- [AIM]:
Copy each line exactly. Leave nothing out.

- [THE RECORDS]:
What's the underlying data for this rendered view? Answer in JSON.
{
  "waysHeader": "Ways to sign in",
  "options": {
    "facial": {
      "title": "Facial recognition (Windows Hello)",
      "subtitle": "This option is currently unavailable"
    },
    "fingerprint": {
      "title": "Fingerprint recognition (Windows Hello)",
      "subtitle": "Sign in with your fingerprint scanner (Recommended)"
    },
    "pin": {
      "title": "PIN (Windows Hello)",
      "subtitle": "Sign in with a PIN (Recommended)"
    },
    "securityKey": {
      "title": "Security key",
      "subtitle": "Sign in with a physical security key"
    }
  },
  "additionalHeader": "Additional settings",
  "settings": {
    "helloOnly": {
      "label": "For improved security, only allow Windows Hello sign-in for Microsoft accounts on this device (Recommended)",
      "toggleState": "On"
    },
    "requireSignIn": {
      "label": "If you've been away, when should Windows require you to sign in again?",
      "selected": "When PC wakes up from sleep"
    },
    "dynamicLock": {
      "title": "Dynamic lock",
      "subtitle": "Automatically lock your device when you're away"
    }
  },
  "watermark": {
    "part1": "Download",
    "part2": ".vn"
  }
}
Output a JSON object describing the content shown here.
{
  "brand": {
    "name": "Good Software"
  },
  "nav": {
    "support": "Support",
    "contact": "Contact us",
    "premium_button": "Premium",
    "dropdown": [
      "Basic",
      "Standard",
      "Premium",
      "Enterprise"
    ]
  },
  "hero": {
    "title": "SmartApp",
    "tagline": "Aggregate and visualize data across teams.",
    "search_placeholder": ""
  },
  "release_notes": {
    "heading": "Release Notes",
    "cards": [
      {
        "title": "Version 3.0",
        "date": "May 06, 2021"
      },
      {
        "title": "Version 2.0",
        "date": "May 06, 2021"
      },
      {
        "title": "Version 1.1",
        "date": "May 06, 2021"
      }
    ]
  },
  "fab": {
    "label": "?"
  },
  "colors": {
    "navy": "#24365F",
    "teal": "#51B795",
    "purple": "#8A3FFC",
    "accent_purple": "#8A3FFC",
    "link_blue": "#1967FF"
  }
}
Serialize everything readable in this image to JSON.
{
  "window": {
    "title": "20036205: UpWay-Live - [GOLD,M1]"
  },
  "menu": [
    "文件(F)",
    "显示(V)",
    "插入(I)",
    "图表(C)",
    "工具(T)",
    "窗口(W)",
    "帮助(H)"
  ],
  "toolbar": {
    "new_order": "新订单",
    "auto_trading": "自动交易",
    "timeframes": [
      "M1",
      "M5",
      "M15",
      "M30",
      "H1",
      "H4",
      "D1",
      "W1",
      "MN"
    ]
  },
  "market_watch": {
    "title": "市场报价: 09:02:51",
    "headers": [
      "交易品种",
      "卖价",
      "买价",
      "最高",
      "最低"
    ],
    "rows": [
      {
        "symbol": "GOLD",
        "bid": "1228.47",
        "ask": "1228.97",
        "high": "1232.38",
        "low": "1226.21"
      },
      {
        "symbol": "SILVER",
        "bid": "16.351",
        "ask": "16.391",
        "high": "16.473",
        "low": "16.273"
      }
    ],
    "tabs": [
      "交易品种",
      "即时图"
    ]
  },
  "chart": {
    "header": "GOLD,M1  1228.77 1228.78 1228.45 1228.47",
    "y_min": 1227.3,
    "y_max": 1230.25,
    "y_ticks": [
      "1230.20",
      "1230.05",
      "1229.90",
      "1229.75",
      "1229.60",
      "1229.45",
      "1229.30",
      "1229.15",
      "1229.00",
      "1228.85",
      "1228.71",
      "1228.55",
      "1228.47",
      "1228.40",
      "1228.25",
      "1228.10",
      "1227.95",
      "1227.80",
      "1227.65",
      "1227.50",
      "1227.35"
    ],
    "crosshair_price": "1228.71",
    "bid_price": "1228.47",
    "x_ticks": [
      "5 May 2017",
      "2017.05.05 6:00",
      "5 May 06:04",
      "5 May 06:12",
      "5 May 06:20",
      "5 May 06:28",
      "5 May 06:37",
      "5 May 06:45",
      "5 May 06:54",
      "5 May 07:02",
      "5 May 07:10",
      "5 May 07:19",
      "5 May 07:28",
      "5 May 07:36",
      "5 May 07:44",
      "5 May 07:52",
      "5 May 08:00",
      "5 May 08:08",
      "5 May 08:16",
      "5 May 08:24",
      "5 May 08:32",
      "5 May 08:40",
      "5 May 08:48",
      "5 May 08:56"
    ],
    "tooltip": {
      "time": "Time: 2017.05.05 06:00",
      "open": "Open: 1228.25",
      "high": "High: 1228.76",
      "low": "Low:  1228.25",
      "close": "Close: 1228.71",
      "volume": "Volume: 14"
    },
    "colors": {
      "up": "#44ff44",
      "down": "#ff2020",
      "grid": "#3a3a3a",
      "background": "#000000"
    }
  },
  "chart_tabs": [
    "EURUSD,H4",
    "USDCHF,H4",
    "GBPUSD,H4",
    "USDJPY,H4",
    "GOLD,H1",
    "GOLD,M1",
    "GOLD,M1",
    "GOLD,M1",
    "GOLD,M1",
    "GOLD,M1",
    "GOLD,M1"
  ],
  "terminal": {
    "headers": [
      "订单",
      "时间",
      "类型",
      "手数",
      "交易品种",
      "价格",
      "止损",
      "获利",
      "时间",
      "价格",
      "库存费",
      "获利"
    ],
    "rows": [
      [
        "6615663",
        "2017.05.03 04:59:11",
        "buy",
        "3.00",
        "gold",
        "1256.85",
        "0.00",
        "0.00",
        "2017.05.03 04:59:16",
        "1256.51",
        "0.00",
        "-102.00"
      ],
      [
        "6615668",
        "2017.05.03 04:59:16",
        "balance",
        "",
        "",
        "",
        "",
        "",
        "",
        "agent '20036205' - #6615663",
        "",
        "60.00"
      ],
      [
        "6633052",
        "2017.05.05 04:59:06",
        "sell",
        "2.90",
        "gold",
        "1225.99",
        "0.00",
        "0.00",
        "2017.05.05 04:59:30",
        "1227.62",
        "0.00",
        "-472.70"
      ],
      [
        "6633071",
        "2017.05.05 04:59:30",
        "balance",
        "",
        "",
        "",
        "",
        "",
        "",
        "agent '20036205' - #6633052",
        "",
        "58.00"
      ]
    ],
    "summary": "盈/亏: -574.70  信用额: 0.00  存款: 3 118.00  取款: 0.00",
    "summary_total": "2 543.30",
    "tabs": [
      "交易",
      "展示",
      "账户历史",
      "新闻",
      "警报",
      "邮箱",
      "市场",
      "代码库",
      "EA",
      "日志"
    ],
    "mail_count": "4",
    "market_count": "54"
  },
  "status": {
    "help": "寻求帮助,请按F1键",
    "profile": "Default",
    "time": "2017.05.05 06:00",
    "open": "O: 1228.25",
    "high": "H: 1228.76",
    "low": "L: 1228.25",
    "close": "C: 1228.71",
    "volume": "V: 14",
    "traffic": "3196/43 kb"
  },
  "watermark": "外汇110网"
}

- [FINAL RESULT]:
What's the underlying data for this rendered view? Answer in JSON.
{
  "waysHeader": "Ways to sign in",
  "options": {
    "facial": {
      "title": "Facial recognition (Windows Hello)",
      "subtitle": "This option is currently unavailable"
    },
    "fingerprint": {
      "title": "Fingerprint recognition (Windows Hello)",
      "subtitle": "Sign in with your fingerprint scanner (Recommended)"
    },
    "pin": {
      "title": "PIN (Windows Hello)",
      "subtitle": "Sign in with a PIN (Recommended)"
    },
    "securityKey": {
      "title": "Security key",
      "subtitle": "Sign in with a physical security key"
    }
  },
  "additionalHeader": "Additional settings",
  "settings": {
    "helloOnly": {
      "label": "For improved security, only allow Windows Hello sign-in for Microsoft accounts on this device (Recommended)",
      "toggleState": "On"
    },
    "requireSignIn": {
      "label": "If you've been away, when should Windows require you to sign in again?",
      "selected": "When PC wakes up from sleep"
    },
    "dynamicLock": {
      "title": "Dynamic lock",
      "subtitle": "Automatically lock your device when you're away"
    }
  },
  "watermark": {
    "part1": "Download",
    "part2": ".vn"
  }
}
Output a JSON object describing the content shown here.
{
  "brand": {
    "name": "Good Software"
  },
  "nav": {
    "support": "Support",
    "contact": "Contact us",
    "premium_button": "Premium",
    "dropdown": [
      "Basic",
      "Standard",
      "Premium",
      "Enterprise"
    ]
  },
  "hero": {
    "title": "SmartApp",
    "tagline": "Aggregate and visualize data across teams.",
    "search_placeholder": ""
  },
  "release_notes": {
    "heading": "Release Notes",
    "cards": [
      {
        "title": "Version 3.0",
        "date": "May 06, 2021"
      },
      {
        "title": "Version 2.0",
        "date": "May 06, 2021"
      },
      {
        "title": "Version 1.1",
        "date": "May 06, 2021"
      }
    ]
  },
  "fab": {
    "label": "?"
  },
  "colors": {
    "navy": "#24365F",
    "teal": "#51B795",
    "purple": "#8A3FFC",
    "accent_purple": "#8A3FFC",
    "link_blue": "#1967FF"
  }
}
Serialize everything readable in this image to JSON.
{
  "window": {
    "title": "20036205: UpWay-Live - [GOLD,M1]"
  },
  "menu": [
    "文件(F)",
    "显示(V)",
    "插入(I)",
    "图表(C)",
    "工具(T)",
    "窗口(W)",
    "帮助(H)"
  ],
  "toolbar": {
    "new_order": "新订单",
    "auto_trading": "自动交易",
    "timeframes": [
      "M1",
      "M5",
      "M15",
      "M30",
      "H1",
      "H4",
      "D1",
      "W1",
      "MN"
    ]
  },
  "market_watch": {
    "title": "市场报价: 09:02:51",
    "headers": [
      "交易品种",
      "卖价",
      "买价",
      "最高",
      "最低"
    ],
    "rows": [
      {
        "symbol": "GOLD",
        "bid": "1228.47",
        "ask": "1228.97",
        "high": "1232.38",
        "low": "1226.21"
      },
      {
        "symbol": "SILVER",
        "bid": "16.351",
        "ask": "16.391",
        "high": "16.473",
        "low": "16.273"
      }
    ],
    "tabs": [
      "交易品种",
      "即时图"
    ]
  },
  "chart": {
    "header": "GOLD,M1  1228.77 1228.78 1228.45 1228.47",
    "y_min": 1227.3,
    "y_max": 1230.25,
    "y_ticks": [
      "1230.20",
      "1230.05",
      "1229.90",
      "1229.75",
      "1229.60",
      "1229.45",
      "1229.30",
      "1229.15",
      "1229.00",
      "1228.85",
      "1228.71",
      "1228.55",
      "1228.47",
      "1228.40",
      "1228.25",
      "1228.10",
      "1227.95",
      "1227.80",
      "1227.65",
      "1227.50",
      "1227.35"
    ],
    "crosshair_price": "1228.71",
    "bid_price": "1228.47",
    "x_ticks": [
      "5 May 2017",
      "2017.05.05 6:00",
      "5 May 06:04",
      "5 May 06:12",
      "5 May 06:20",
      "5 May 06:28",
      "5 May 06:37",
      "5 May 06:45",
      "5 May 06:54",
      "5 May 07:02",
      "5 May 07:10",
      "5 May 07:19",
      "5 May 07:28",
      "5 May 07:36",
      "5 May 07:44",
      "5 May 07:52",
      "5 May 08:00",
      "5 May 08:08",
      "5 May 08:16",
      "5 May 08:24",
      "5 May 08:32",
      "5 May 08:40",
      "5 May 08:48",
      "5 May 08:56"
    ],
    "tooltip": {
      "time": "Time: 2017.05.05 06:00",
      "open": "Open: 1228.25",
      "high": "High: 1228.76",
      "low": "Low:  1228.25",
      "close": "Close: 1228.71",
      "volume": "Volume: 14"
    },
    "colors": {
      "up": "#44ff44",
      "down": "#ff2020",
      "grid": "#3a3a3a",
      "background": "#000000"
    }
  },
  "chart_tabs": [
    "EURUSD,H4",
    "USDCHF,H4",
    "GBPUSD,H4",
    "USDJPY,H4",
    "GOLD,H1",
    "GOLD,M1",
    "GOLD,M1",
    "GOLD,M1",
    "GOLD,M1",
    "GOLD,M1",
    "GOLD,M1"
  ],
  "terminal": {
    "headers": [
      "订单",
      "时间",
      "类型",
      "手数",
      "交易品种",
      "价格",
      "止损",
      "获利",
      "时间",
      "价格",
      "库存费",
      "获利"
    ],
    "rows": [
      [
        "6615663",
        "2017.05.03 04:59:11",
        "buy",
        "3.00",
        "gold",
        "1256.85",
        "0.00",
        "0.00",
        "2017.05.03 04:59:16",
        "1256.51",
        "0.00",
        "-102.00"
      ],
      [
        "6615668",
        "2017.05.03 04:59:16",
        "balance",
        "",
        "",
        "",
        "",
        "",
        "",
        "agent '20036205' - #6615663",
        "",
        "60.00"
      ],
      [
        "6633052",
        "2017.05.05 04:59:06",
        "sell",
        "2.90",
        "gold",
        "1225.99",
        "0.00",
        "0.00",
        "2017.05.05 04:59:30",
        "1227.62",
        "0.00",
        "-472.70"
      ],
      [
        "6633071",
        "2017.05.05 04:59:30",
        "balance",
        "",
        "",
        "",
        "",
        "",
        "",
        "agent '20036205' - #6633052",
        "",
        "58.00"
      ]
    ],
    "summary": "盈/亏: -574.70  信用额: 0.00  存款: 3 118.00  取款: 0.00",
    "summary_total": "2 543.30",
    "tabs": [
      "交易",
      "展示",
      "账户历史",
      "新闻",
      "警报",
      "邮箱",
      "市场",
      "代码库",
      "EA",
      "日志"
    ],
    "mail_count": "4",
    "market_count": "54"
  },
  "status": {
    "help": "寻求帮助,请按F1键",
    "profile": "Default",
    "time": "2017.05.05 06:00",
    "open": "O: 1228.25",
    "high": "H: 1228.76",
    "low": "L: 1228.25",
    "close": "C: 1228.71",
    "volume": "V: 14",
    "traffic": "3196/43 kb"
  },
  "watermark": "外汇110网"
}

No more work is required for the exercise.